▶ _What to do_
Give the listing again in full, exactly as written.

▶ _Data entries_
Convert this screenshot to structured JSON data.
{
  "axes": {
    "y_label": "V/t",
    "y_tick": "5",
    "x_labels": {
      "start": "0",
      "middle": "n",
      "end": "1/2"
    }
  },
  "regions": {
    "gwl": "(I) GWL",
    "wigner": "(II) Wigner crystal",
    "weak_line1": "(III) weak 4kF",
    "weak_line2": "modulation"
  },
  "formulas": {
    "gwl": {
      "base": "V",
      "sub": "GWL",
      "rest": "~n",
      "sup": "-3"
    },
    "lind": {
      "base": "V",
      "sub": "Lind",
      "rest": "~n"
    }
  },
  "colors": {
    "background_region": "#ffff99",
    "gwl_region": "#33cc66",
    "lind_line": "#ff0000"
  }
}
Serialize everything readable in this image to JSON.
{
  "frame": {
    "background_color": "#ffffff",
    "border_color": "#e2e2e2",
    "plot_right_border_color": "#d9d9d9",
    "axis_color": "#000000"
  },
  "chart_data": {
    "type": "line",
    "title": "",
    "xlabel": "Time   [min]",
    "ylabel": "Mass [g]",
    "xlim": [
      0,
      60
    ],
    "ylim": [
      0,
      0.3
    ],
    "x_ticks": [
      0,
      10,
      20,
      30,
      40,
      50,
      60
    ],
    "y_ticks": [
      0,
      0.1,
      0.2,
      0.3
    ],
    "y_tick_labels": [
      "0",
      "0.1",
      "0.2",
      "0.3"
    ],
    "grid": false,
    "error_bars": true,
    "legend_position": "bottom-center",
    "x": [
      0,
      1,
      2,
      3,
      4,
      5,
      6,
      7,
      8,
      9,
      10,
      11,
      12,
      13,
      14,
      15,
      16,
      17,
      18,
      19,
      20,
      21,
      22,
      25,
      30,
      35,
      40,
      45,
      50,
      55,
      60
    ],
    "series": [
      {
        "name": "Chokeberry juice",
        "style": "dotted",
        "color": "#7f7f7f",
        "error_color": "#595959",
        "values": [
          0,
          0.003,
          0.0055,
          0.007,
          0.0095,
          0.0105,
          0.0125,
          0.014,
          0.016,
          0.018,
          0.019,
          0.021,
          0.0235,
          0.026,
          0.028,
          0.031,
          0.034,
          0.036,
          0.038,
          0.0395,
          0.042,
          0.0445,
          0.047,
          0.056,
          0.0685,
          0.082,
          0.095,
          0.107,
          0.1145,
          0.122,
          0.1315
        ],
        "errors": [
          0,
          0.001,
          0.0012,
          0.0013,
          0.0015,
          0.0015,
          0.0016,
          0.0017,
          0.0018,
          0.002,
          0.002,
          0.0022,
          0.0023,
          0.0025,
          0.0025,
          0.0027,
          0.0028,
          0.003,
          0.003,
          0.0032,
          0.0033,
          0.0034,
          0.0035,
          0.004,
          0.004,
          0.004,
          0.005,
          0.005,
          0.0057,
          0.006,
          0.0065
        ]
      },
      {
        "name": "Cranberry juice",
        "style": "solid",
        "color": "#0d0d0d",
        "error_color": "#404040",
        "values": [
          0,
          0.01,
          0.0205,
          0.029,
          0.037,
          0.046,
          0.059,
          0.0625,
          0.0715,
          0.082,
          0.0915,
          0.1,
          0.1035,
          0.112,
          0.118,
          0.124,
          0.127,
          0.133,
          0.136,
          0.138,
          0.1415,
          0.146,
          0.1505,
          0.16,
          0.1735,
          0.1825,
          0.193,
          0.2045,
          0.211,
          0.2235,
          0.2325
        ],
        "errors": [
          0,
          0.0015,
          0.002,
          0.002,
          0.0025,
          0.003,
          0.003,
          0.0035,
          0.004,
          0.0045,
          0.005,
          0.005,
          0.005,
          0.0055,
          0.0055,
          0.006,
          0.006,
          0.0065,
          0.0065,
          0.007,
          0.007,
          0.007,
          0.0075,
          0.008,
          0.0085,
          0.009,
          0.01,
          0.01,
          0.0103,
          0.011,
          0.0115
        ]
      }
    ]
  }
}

▶ _Expected output_
Convert this screenshot to structured JSON data.
{
  "axes": {
    "y_label": "V/t",
    "y_tick": "5",
    "x_labels": {
      "start": "0",
      "middle": "n",
      "end": "1/2"
    }
  },
  "regions": {
    "gwl": "(I) GWL",
    "wigner": "(II) Wigner crystal",
    "weak_line1": "(III) weak 4kF",
    "weak_line2": "modulation"
  },
  "formulas": {
    "gwl": {
      "base": "V",
      "sub": "GWL",
      "rest": "~n",
      "sup": "-3"
    },
    "lind": {
      "base": "V",
      "sub": "Lind",
      "rest": "~n"
    }
  },
  "colors": {
    "background_region": "#ffff99",
    "gwl_region": "#33cc66",
    "lind_line": "#ff0000"
  }
}
Serialize everything readable in this image to JSON.
{
  "frame": {
    "background_color": "#ffffff",
    "border_color": "#e2e2e2",
    "plot_right_border_color": "#d9d9d9",
    "axis_color": "#000000"
  },
  "chart_data": {
    "type": "line",
    "title": "",
    "xlabel": "Time   [min]",
    "ylabel": "Mass [g]",
    "xlim": [
      0,
      60
    ],
    "ylim": [
      0,
      0.3
    ],
    "x_ticks": [
      0,
      10,
      20,
      30,
      40,
      50,
      60
    ],
    "y_ticks": [
      0,
      0.1,
      0.2,
      0.3
    ],
    "y_tick_labels": [
      "0",
      "0.1",
      "0.2",
      "0.3"
    ],
    "grid": false,
    "error_bars": true,
    "legend_position": "bottom-center",
    "x": [
      0,
      1,
      2,
      3,
      4,
      5,
      6,
      7,
      8,
      9,
      10,
      11,
      12,
      13,
      14,
      15,
      16,
      17,
      18,
      19,
      20,
      21,
      22,
      25,
      30,
      35,
      40,
      45,
      50,
      55,
      60
    ],
    "series": [
      {
        "name": "Chokeberry juice",
        "style": "dotted",
        "color": "#7f7f7f",
        "error_color": "#595959",
        "values": [
          0,
          0.003,
          0.0055,
          0.007,
          0.0095,
          0.0105,
          0.0125,
          0.014,
          0.016,
          0.018,
          0.019,
          0.021,
          0.0235,
          0.026,
          0.028,
          0.031,
          0.034,
          0.036,
          0.038,
          0.0395,
          0.042,
          0.0445,
          0.047,
          0.056,
          0.0685,
          0.082,
          0.095,
          0.107,
          0.1145,
          0.122,
          0.1315
        ],
        "errors": [
          0,
          0.001,
          0.0012,
          0.0013,
          0.0015,
          0.0015,
          0.0016,
          0.0017,
          0.0018,
          0.002,
          0.002,
          0.0022,
          0.0023,
          0.0025,
          0.0025,
          0.0027,
          0.0028,
          0.003,
          0.003,
          0.0032,
          0.0033,
          0.0034,
          0.0035,
          0.004,
          0.004,
          0.004,
          0.005,
          0.005,
          0.0057,
          0.006,
          0.0065
        ]
      },
      {
        "name": "Cranberry juice",
        "style": "solid",
        "color": "#0d0d0d",
        "error_color": "#404040",
        "values": [
          0,
          0.01,
          0.0205,
          0.029,
          0.037,
          0.046,
          0.059,
          0.0625,
          0.0715,
          0.082,
          0.0915,
          0.1,
          0.1035,
          0.112,
          0.118,
          0.124,
          0.127,
          0.133,
          0.136,
          0.138,
          0.1415,
          0.146,
          0.1505,
          0.16,
          0.1735,
          0.1825,
          0.193,
          0.2045,
          0.211,
          0.2235,
          0.2325
        ],
        "errors": [
          0,
          0.0015,
          0.002,
          0.002,
          0.0025,
          0.003,
          0.003,
          0.0035,
          0.004,
          0.0045,
          0.005,
          0.005,
          0.005,
          0.0055,
          0.0055,
          0.006,
          0.006,
          0.0065,
          0.0065,
          0.007,
          0.007,
          0.007,
          0.0075,
          0.008,
          0.0085,
          0.009,
          0.01,
          0.01,
          0.0103,
          0.011,
          0.0115
        ]
      }
    ]
  }
}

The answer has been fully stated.